- The task:
Exactly reproduce each line of the listing that follows.

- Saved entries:
# # # # #

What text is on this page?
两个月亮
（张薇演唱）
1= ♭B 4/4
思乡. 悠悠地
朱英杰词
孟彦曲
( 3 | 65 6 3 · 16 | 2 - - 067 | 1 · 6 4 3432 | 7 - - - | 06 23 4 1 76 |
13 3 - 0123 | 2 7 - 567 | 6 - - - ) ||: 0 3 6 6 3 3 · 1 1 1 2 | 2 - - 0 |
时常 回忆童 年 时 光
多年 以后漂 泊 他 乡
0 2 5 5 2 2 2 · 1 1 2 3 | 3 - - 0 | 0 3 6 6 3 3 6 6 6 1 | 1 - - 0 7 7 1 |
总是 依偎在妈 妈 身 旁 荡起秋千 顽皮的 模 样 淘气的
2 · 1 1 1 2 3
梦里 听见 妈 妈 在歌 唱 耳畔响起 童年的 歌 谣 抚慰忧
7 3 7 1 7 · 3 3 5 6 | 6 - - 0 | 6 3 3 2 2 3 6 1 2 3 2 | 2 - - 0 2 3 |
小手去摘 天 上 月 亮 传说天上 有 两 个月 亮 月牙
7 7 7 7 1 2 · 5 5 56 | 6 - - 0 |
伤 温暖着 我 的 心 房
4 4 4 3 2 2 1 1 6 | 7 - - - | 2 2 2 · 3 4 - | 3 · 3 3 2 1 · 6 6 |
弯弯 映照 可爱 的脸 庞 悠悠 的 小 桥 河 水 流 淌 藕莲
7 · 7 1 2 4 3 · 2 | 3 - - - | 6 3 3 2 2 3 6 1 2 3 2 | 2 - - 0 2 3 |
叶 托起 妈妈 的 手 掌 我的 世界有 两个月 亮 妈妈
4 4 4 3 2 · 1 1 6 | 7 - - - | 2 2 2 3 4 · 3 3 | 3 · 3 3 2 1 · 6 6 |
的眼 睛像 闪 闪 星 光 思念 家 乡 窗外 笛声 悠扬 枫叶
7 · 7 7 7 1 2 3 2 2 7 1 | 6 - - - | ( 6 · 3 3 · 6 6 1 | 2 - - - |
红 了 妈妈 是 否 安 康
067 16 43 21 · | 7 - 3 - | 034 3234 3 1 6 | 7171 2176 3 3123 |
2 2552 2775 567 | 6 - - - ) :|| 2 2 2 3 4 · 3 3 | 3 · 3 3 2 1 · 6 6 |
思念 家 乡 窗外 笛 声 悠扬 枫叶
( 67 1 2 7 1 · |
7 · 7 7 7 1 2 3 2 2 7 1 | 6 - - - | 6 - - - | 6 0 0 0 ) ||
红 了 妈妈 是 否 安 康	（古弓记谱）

# # # # #

- Exercise output:
What text is on this page?
两个月亮
（张薇演唱）
1= ♭B 4/4
思乡. 悠悠地
朱英杰词
孟彦曲
( 3 | 65 6 3 · 16 | 2 - - 067 | 1 · 6 4 3432 | 7 - - - | 06 23 4 1 76 |
13 3 - 0123 | 2 7 - 567 | 6 - - - ) ||: 0 3 6 6 3 3 · 1 1 1 2 | 2 - - 0 |
时常 回忆童 年 时 光
多年 以后漂 泊 他 乡
0 2 5 5 2 2 2 · 1 1 2 3 | 3 - - 0 | 0 3 6 6 3 3 6 6 6 1 | 1 - - 0 7 7 1 |
总是 依偎在妈 妈 身 旁 荡起秋千 顽皮的 模 样 淘气的
2 · 1 1 1 2 3
梦里 听见 妈 妈 在歌 唱 耳畔响起 童年的 歌 谣 抚慰忧
7 3 7 1 7 · 3 3 5 6 | 6 - - 0 | 6 3 3 2 2 3 6 1 2 3 2 | 2 - - 0 2 3 |
小手去摘 天 上 月 亮 传说天上 有 两 个月 亮 月牙
7 7 7 7 1 2 · 5 5 56 | 6 - - 0 |
伤 温暖着 我 的 心 房
4 4 4 3 2 2 1 1 6 | 7 - - - | 2 2 2 · 3 4 - | 3 · 3 3 2 1 · 6 6 |
弯弯 映照 可爱 的脸 庞 悠悠 的 小 桥 河 水 流 淌 藕莲
7 · 7 1 2 4 3 · 2 | 3 - - - | 6 3 3 2 2 3 6 1 2 3 2 | 2 - - 0 2 3 |
叶 托起 妈妈 的 手 掌 我的 世界有 两个月 亮 妈妈
4 4 4 3 2 · 1 1 6 | 7 - - - | 2 2 2 3 4 · 3 3 | 3 · 3 3 2 1 · 6 6 |
的眼 睛像 闪 闪 星 光 思念 家 乡 窗外 笛声 悠扬 枫叶
7 · 7 7 7 1 2 3 2 2 7 1 | 6 - - - | ( 6 · 3 3 · 6 6 1 | 2 - - - |
红 了 妈妈 是 否 安 康
067 16 43 21 · | 7 - 3 - | 034 3234 3 1 6 | 7171 2176 3 3123 |
2 2552 2775 567 | 6 - - - ) :|| 2 2 2 3 4 · 3 3 | 3 · 3 3 2 1 · 6 6 |
思念 家 乡 窗外 笛 声 悠扬 枫叶
( 67 1 2 7 1 · |
7 · 7 7 7 1 2 3 2 2 7 1 | 6 - - - | 6 - - - | 6 0 0 0 ) ||
红 了 妈妈 是 否 安 康	（古弓记谱）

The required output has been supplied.